# SET EXERCISE:
For the entries that follow, state how many lines include the word "more", giving the number and nothing else.

(Data entries)
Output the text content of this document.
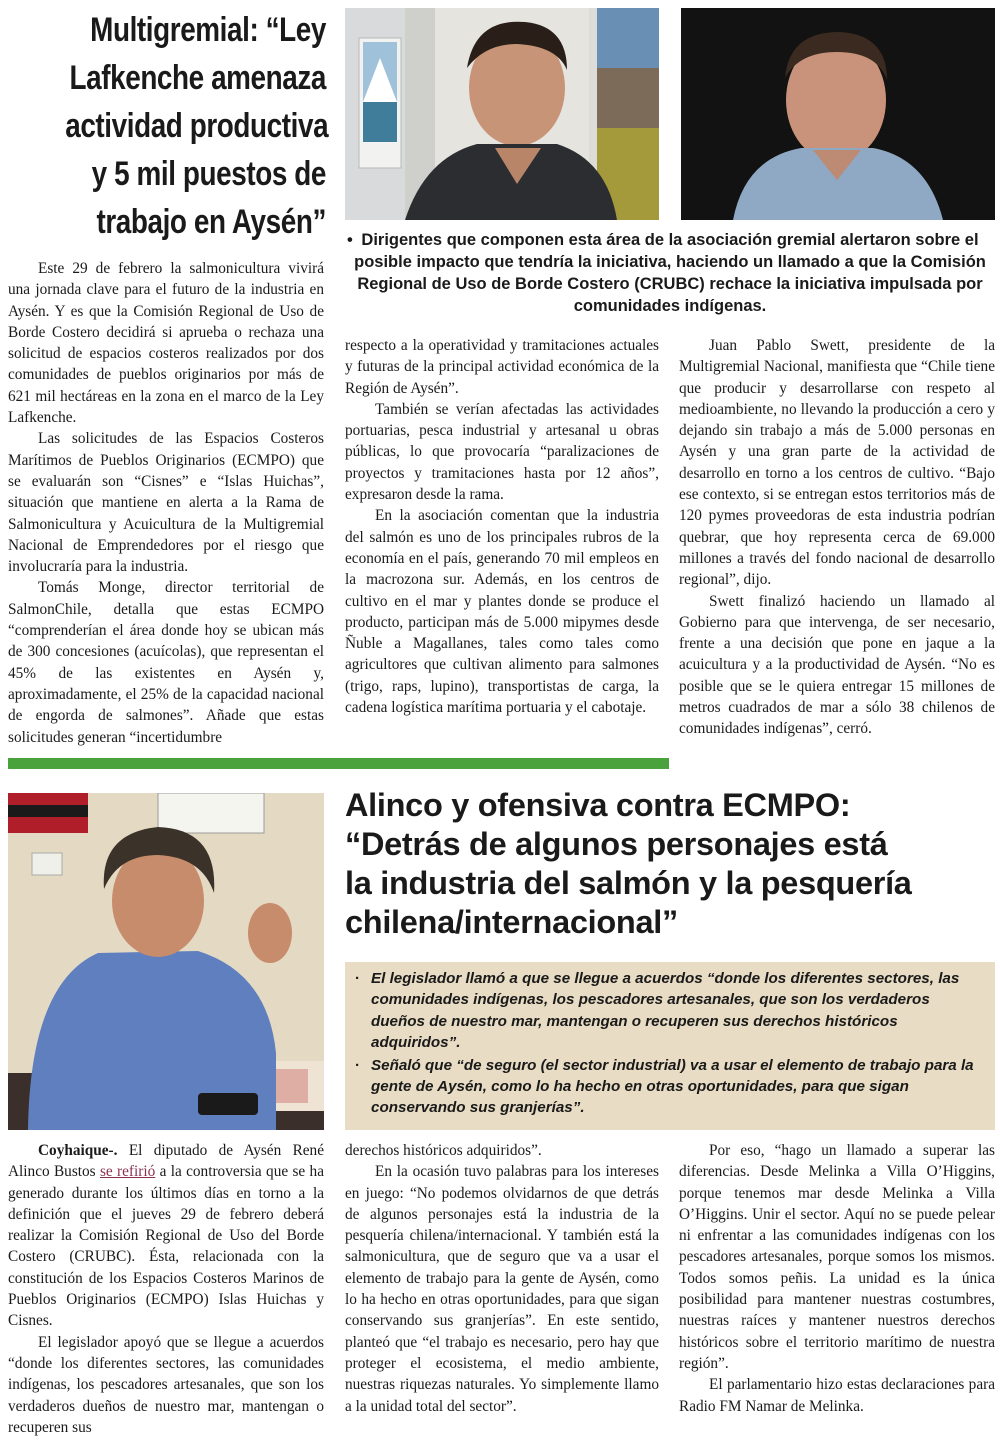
Multigremial: “Ley
Lafkenche amenaza
actividad productiva
y 5 mil puestos de
trabajo en Aysén” • Dirigentes que componen esta área de la asociación gremial alertaron sobre el posible impacto que tendría la iniciativa, haciendo un llamado a que la Comisión Regional de Uso de Borde Costero (CRUBC) rechace la iniciativa impulsada por comunidades indígenas.

Este 29 de febrero la salmonicultura vivirá una jornada clave para el futuro de la industria en Aysén. Y es que la Comisión Regional de Uso de Borde Costero decidirá si aprueba o rechaza una solicitud de espacios costeros realizados por dos comunidades de pueblos originarios por más de 621 mil hectáreas en la zona en el marco de la Ley Lafkenche.

Las solicitudes de las Espacios Costeros Marítimos de Pueblos Originarios (ECMPO) que se evaluarán son “Cisnes” e “Islas Huichas”, situación que mantiene en alerta a la Rama de Salmonicultura y Acuicultura de la Multigremial Nacional de Emprendedores por el riesgo que involucraría para la industria.

Tomás Monge, director territorial de SalmonChile, detalla que estas ECMPO “comprenderían el área donde hoy se ubican más de 300 concesiones (acuícolas), que representan el 45% de las existentes en Aysén y, aproximadamente, el 25% de la capacidad nacional de engorda de salmones”. Añade que estas solicitudes generan “incertidumbre

respecto a la operatividad y tramitaciones actuales y futuras de la principal actividad económica de la Región de Aysén”.

También se verían afectadas las actividades portuarias, pesca industrial y artesanal u obras públicas, lo que provocaría “paralizaciones de proyectos y tramitaciones hasta por 12 años”, expresaron desde la rama.

En la asociación comentan que la industria del salmón es uno de los principales rubros de la economía en el país, generando 70 mil empleos en la macrozona sur. Además, en los centros de cultivo en el mar y plantes donde se produce el producto, participan más de 5.000 mipymes desde Ñuble a Magallanes, tales como tales como agricultores que cultivan alimento para salmones (trigo, raps, lupino), transportistas de carga, la cadena logística marítima portuaria y el cabotaje.

Juan Pablo Swett, presidente de la Multigremial Nacional, manifiesta que “Chile tiene que producir y desarrollarse con respeto al medioambiente, no llevando la producción a cero y dejando sin trabajo a más de 5.000 personas en Aysén y una gran parte de la actividad de desarrollo en torno a los centros de cultivo. “Bajo ese contexto, si se entregan estos territorios más de 120 pymes proveedoras de esta industria podrían quebrar, que hoy representa cerca de 69.000 millones a través del fondo nacional de desarrollo regional”, dijo.

Swett finalizó haciendo un llamado al Gobierno para que intervenga, de ser necesario, frente a una decisión que pone en jaque a la acuicultura y a la productividad de Aysén. “No es posible que se le quiera entregar 15 millones de metros cuadrados de mar a sólo 38 chilenos de comunidades indígenas”, cerró.

Alinco y ofensiva contra ECMPO:
“Detrás de algunos personajes está
la industria del salmón y la pesquería
chilena/internacional”
· El legislador llamó a que se llegue a acuerdos “donde los diferentes sectores, las comunidades indígenas, los pescadores artesanales, que son los verdaderos dueños de nuestro mar, mantengan o recuperen sus derechos históricos adquiridos”.
· Señaló que “de seguro (el sector industrial) va a usar el elemento de trabajo para la gente de Aysén, como lo ha hecho en otras oportunidades, para que sigan conservando sus granjerías”.

Coyhaique-. El diputado de Aysén René Alinco Bustos se refirió a la controversia que se ha generado durante los últimos días en torno a la definición que el jueves 29 de febrero deberá realizar la Comisión Regional de Uso del Borde Costero (CRUBC). Ésta, relacionada con la constitución de los Espacios Costeros Marinos de Pueblos Originarios (ECMPO) Islas Huichas y Cisnes.

El legislador apoyó que se llegue a acuerdos “donde los diferentes sectores, las comunidades indígenas, los pescadores artesanales, que son los verdaderos dueños de nuestro mar, mantengan o recuperen sus

derechos históricos adquiridos”.

En la ocasión tuvo palabras para los intereses en juego: “No podemos olvidarnos de que detrás de algunos personajes está la industria de la pesquería chilena/internacional. Y también está la salmonicultura, que de seguro que va a usar el elemento de trabajo para la gente de Aysén, como lo ha hecho en otras oportunidades, para que sigan conservando sus granjerías”. En este sentido, planteó que “el trabajo es necesario, pero hay que proteger el ecosistema, el medio ambiente, nuestras riquezas naturales. Yo simplemente llamo a la unidad total del sector”.

Por eso, “hago un llamado a superar las diferencias. Desde Melinka a Villa O’Higgins, porque tenemos mar desde Melinka a Villa O’Higgins. Unir el sector. Aquí no se puede pelear ni enfrentar a las comunidades indígenas con los pescadores artesanales, porque somos los mismos. Todos somos peñis. La unidad es la única posibilidad para mantener nuestras costumbres, nuestras raíces y mantener nuestros derechos históricos sobre el territorio marítimo de nuestra región”.

El parlamentario hizo estas declaraciones para Radio FM Namar de Melinka.
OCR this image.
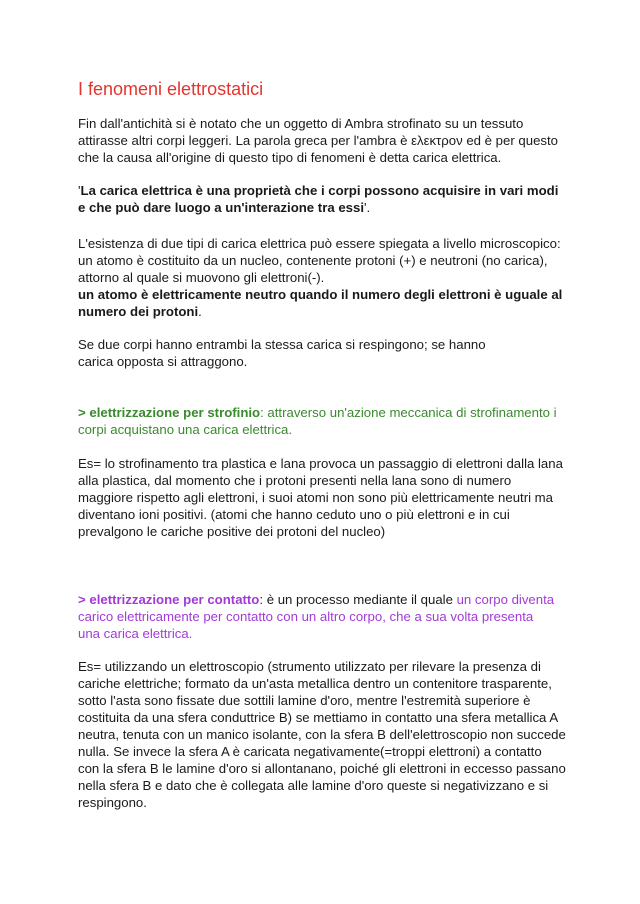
I fenomeni elettrostatici

Fin dall'antichità si è notato che un oggetto di Ambra strofinato su un tessuto
attirasse altri corpi leggeri. La parola greca per l'ambra è ελεκτρον ed è per questo
che la causa all'origine di questo tipo di fenomeni è detta carica elettrica.

'La carica elettrica è una proprietà che i corpi possono acquisire in vari modi e che può dare luogo a un'interazione tra essi'.

L'esistenza di due tipi di carica elettrica può essere spiegata a livello microscopico:
un atomo è costituito da un nucleo, contenente protoni (+) e neutroni (no carica),
attorno al quale si muovono gli elettroni(-).
un atomo è elettricamente neutro quando il numero degli elettroni è uguale al numero dei protoni.

Se due corpi hanno entrambi la stessa carica si respingono; se hanno carica opposta si attraggono.

> elettrizzazione per strofinio: attraverso un'azione meccanica di strofinamento i corpi acquistano una carica elettrica.

Es= lo strofinamento tra plastica e lana provoca un passaggio di elettroni dalla lana alla plastica, dal momento che i protoni presenti nella lana sono di numero maggiore rispetto agli elettroni, i suoi atomi non sono più elettricamente neutri ma diventano ioni positivi. (atomi che hanno ceduto uno o più elettroni e in cui prevalgono le cariche positive dei protoni del nucleo)

> elettrizzazione per contatto: è un processo mediante il quale un corpo diventa carico elettricamente per contatto con un altro corpo, che a sua volta presenta una carica elettrica.

Es= utilizzando un elettroscopio (strumento utilizzato per rilevare la presenza di cariche elettriche; formato da un'asta metallica dentro un contenitore trasparente, sotto l'asta sono fissate due sottili lamine d'oro, mentre l'estremità superiore è costituita da una sfera conduttrice B) se mettiamo in contatto una sfera metallica A neutra, tenuta con un manico isolante, con la sfera B dell'elettroscopio non succede nulla. Se invece la sfera A è caricata negativamente(=troppi elettroni) a contatto con la sfera B le lamine d'oro si allontanano, poiché gli elettroni in eccesso passano nella sfera B e dato che è collegata alle lamine d'oro queste si negativizzano e si respingono.
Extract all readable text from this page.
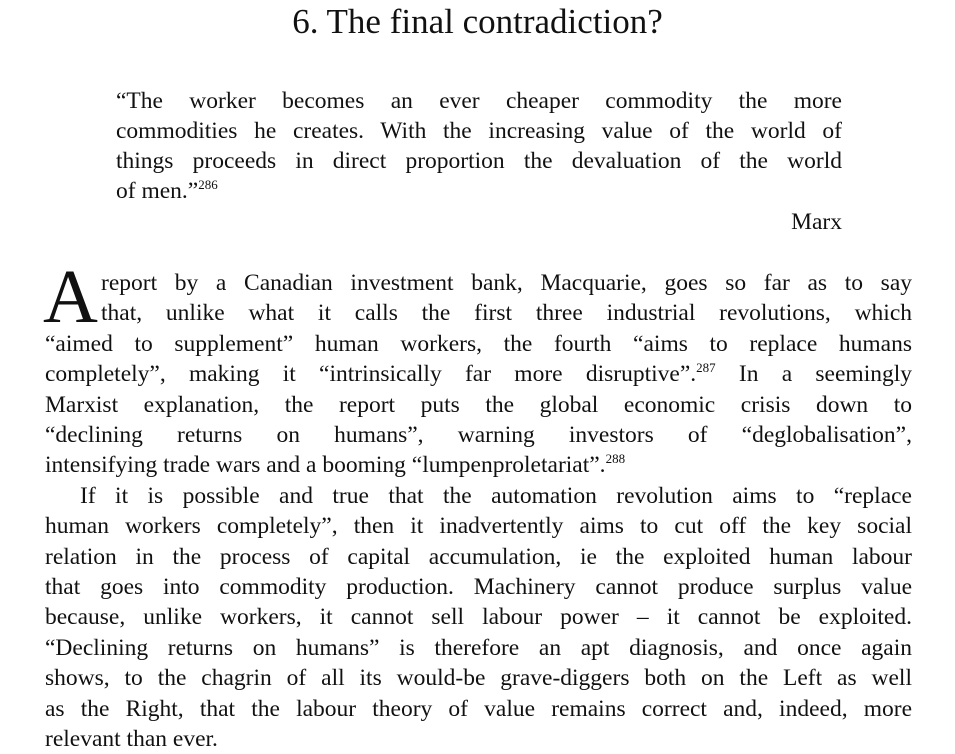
6. The final contradiction?
“The worker becomes an ever cheaper commodity the more
commodities he creates. With the increasing value of the world of
things proceeds in direct proportion the devaluation of the world
of men.”$^{286}$
Marx
A report by a Canadian investment bank, Macquarie, goes so far as to say
that, unlike what it calls the first three industrial revolutions, which
“aimed to supplement” human workers, the fourth “aims to replace humans
completely”, making it “intrinsically far more disruptive”.$^{287}$ In a seemingly
Marxist explanation, the report puts the global economic crisis down to
“declining returns on humans”, warning investors of “deglobalisation”,
intensifying trade wars and a booming “lumpenproletariat”.$^{288}$
If it is possible and true that the automation revolution aims to “replace
human workers completely”, then it inadvertently aims to cut off the key social
relation in the process of capital accumulation, ie the exploited human labour
that goes into commodity production. Machinery cannot produce surplus value
because, unlike workers, it cannot sell labour power – it cannot be exploited.
“Declining returns on humans” is therefore an apt diagnosis, and once again
shows, to the chagrin of all its would-be grave-diggers both on the Left as well
as the Right, that the labour theory of value remains correct and, indeed, more
relevant than ever.
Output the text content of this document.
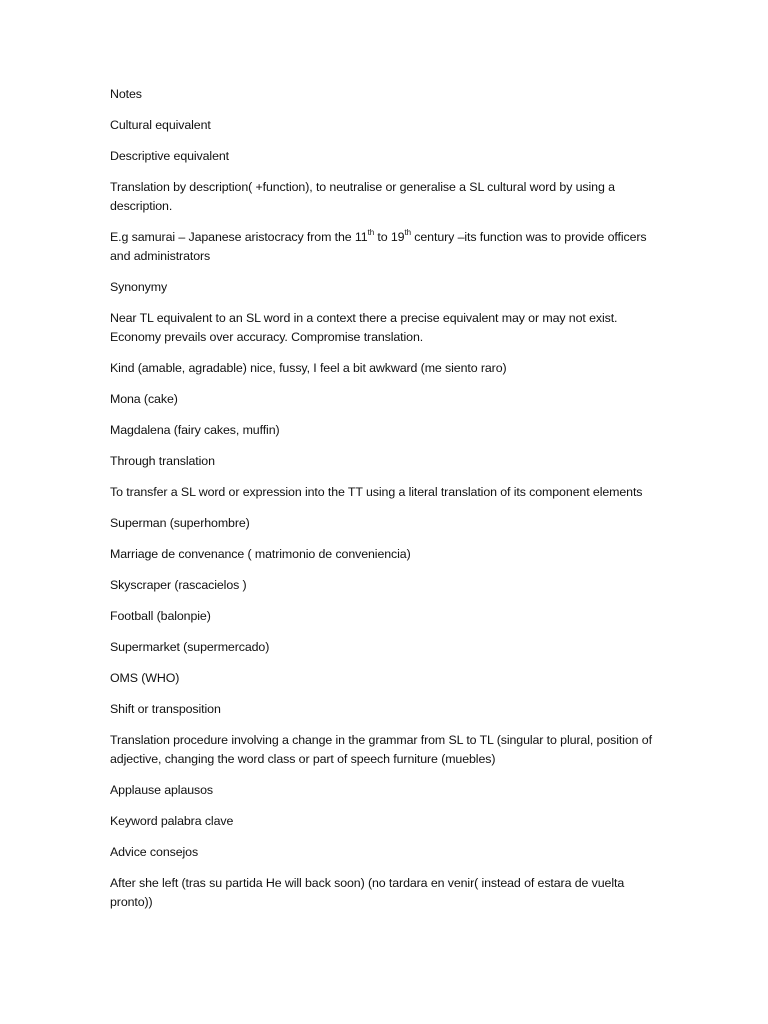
Notes

Cultural equivalent

Descriptive equivalent

Translation by description( +function), to neutralise or generalise a SL cultural word by using a description.

E.g samurai – Japanese aristocracy from the 11th to 19th century –its function was to provide officers and administrators

Synonymy

Near TL equivalent to an SL word in a context there a precise equivalent may or may not exist. Economy prevails over accuracy. Compromise translation.

Kind (amable, agradable) nice, fussy, I feel a bit awkward (me siento raro)

Mona (cake)

Magdalena (fairy cakes, muffin)

Through translation

To transfer a SL word or expression into the TT using a literal translation of its component elements

Superman (superhombre)

Marriage de convenance ( matrimonio de conveniencia)

Skyscraper (rascacielos )

Football (balonpie)

Supermarket (supermercado)

OMS (WHO)

Shift or transposition

Translation procedure involving a change in the grammar from SL to TL (singular to plural, position of adjective, changing the word class or part of speech furniture (muebles)

Applause aplausos

Keyword palabra clave

Advice consejos

After she left (tras su partida He will back soon) (no tardara en venir( instead of estara de vuelta pronto))
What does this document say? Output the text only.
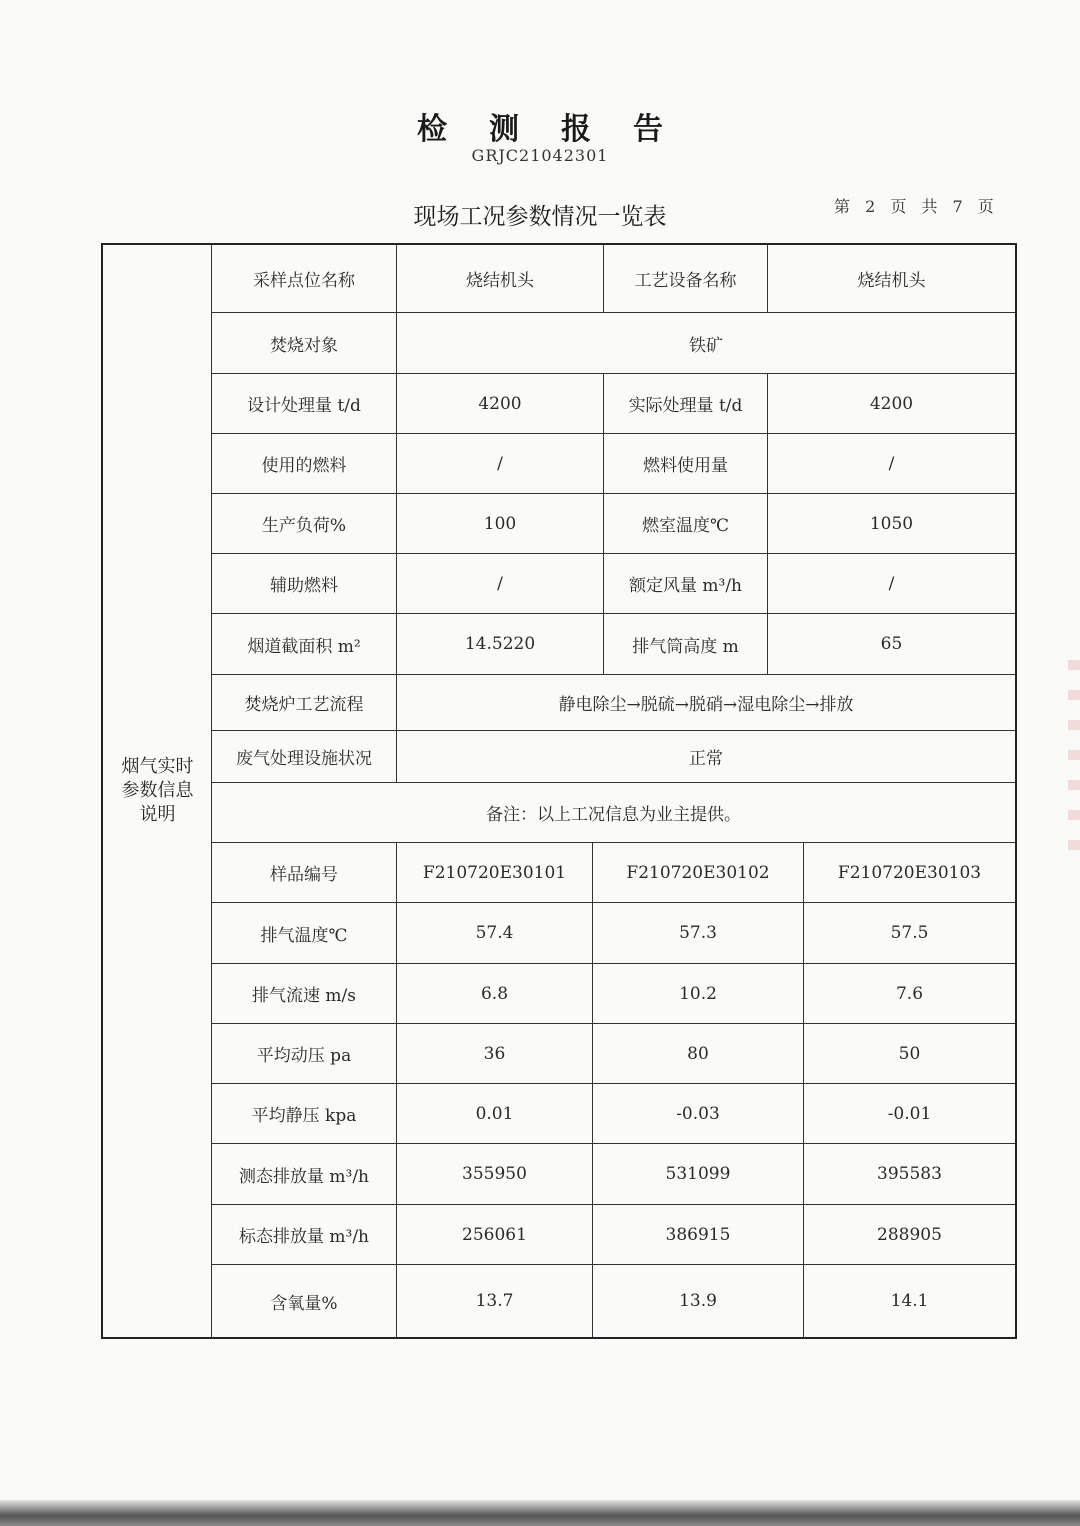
检测报告
GRJC21042301
现场工况参数情况一览表	第 2 页 共 7 页
烟气实时参数信息说明
采样点位名称	烧结机头	工艺设备名称	烧结机头
焚烧对象	铁矿
设计处理量 t/d	4200	实际处理量 t/d	4200
使用的燃料	/	燃料使用量	/
生产负荷%	100	燃室温度℃	1050
辅助燃料	/	额定风量 m³/h	/
烟道截面积 m²	14.5220	排气筒高度 m	65
焚烧炉工艺流程	静电除尘→脱硫→脱硝→湿电除尘→排放
废气处理设施状况	正常
备注：以上工况信息为业主提供。
样品编号	F210720E30101	F210720E30102	F210720E30103
排气温度℃	57.4	57.3	57.5
排气流速 m/s	6.8	10.2	7.6
平均动压 pa	36	80	50
平均静压 kpa	0.01	-0.03	-0.01
测态排放量 m³/h	355950	531099	395583
标态排放量 m³/h	256061	386915	288905
含氧量%	13.7	13.9	14.1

# REPLY TO THE TASK:
3